Instructions for the task >> Go through the records and copy each line where the word "Центру" occurs.

* BEGIN *

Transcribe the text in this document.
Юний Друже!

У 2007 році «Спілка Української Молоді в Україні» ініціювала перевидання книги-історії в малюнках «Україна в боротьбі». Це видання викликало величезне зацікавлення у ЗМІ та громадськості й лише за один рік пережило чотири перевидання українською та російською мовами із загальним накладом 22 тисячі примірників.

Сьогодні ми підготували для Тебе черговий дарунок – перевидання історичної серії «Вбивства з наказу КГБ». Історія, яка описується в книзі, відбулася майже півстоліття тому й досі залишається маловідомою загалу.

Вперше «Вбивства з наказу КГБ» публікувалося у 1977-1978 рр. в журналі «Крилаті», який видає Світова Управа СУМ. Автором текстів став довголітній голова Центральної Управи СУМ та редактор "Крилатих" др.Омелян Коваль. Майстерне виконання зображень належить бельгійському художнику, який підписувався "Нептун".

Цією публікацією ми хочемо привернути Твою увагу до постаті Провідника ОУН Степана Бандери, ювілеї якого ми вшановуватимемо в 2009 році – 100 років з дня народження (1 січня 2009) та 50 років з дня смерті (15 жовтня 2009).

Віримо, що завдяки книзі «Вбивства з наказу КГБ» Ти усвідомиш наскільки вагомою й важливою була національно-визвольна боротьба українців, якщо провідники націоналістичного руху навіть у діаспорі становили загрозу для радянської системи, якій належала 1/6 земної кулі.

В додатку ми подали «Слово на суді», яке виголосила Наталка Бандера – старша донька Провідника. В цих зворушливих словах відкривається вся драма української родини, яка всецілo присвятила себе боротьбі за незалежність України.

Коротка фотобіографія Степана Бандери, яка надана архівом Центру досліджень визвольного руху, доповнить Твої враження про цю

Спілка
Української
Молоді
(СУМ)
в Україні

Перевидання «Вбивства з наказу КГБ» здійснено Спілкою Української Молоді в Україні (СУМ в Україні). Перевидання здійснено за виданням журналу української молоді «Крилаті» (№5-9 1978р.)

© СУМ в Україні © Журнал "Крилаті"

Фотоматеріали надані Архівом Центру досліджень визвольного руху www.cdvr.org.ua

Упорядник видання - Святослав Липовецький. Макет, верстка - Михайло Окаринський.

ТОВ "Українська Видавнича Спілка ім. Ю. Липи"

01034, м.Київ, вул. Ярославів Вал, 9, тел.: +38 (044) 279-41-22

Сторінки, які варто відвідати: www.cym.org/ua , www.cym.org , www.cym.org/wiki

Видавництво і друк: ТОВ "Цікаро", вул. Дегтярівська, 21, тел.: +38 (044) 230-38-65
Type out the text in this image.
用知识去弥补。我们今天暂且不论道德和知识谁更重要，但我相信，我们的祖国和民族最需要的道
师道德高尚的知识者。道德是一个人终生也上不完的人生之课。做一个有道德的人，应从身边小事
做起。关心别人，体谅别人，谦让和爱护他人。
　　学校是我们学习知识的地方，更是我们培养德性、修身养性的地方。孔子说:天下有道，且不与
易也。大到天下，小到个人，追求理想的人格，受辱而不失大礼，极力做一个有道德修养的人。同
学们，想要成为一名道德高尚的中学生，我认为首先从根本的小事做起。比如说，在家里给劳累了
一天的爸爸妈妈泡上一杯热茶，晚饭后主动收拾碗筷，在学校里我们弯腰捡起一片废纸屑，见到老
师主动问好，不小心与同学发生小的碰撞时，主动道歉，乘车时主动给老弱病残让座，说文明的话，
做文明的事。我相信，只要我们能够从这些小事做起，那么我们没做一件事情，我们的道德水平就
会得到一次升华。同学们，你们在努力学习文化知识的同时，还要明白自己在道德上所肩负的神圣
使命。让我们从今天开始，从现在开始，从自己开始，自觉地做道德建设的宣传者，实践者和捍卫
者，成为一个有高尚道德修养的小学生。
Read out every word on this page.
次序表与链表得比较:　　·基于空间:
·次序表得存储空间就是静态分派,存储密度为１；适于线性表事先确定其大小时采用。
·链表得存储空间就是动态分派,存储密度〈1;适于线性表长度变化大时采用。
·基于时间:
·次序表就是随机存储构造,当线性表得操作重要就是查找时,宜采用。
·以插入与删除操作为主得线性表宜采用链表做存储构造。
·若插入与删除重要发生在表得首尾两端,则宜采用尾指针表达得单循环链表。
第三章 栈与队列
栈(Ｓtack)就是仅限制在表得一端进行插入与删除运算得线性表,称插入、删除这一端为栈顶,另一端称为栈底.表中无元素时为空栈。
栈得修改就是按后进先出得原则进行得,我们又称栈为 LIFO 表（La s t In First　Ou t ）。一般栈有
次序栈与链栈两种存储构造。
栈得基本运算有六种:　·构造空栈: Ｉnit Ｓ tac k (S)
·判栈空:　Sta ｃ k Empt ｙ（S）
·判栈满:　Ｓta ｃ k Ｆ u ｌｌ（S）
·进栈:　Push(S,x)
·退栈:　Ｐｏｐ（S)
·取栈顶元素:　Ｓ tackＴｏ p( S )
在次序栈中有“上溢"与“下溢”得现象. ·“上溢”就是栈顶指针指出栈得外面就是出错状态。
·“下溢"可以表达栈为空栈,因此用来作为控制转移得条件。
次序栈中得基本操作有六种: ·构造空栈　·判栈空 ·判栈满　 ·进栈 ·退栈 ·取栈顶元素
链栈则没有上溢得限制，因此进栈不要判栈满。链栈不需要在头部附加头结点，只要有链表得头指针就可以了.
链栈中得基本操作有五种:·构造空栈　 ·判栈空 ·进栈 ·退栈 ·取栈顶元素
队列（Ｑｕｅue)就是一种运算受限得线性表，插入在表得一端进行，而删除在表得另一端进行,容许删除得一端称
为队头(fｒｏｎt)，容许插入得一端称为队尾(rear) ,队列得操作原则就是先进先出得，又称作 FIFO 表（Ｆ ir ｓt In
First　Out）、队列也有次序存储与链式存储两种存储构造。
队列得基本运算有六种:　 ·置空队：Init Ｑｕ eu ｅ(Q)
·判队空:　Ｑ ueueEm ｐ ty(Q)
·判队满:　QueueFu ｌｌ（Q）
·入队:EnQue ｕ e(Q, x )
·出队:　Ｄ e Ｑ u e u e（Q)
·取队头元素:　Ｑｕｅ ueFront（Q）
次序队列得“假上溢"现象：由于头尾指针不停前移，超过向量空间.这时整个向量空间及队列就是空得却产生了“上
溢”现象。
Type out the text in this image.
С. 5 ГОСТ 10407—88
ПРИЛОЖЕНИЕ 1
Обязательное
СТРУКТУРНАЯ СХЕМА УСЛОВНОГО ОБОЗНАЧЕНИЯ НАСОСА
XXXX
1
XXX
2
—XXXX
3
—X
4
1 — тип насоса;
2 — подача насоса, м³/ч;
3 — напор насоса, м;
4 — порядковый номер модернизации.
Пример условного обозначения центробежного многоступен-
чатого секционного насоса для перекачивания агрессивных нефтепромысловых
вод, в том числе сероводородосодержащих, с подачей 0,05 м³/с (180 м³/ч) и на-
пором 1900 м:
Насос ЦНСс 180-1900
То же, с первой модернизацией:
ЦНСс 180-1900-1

* END *

Written solution >>
Коротка фотобіографія Степана Бандери, яка надана архівом Центру досліджень визвольного руху, доповнить Твої враження про цю
Фотоматеріали надані Архівом Центру досліджень визвольного руху www.cdvr.org.ua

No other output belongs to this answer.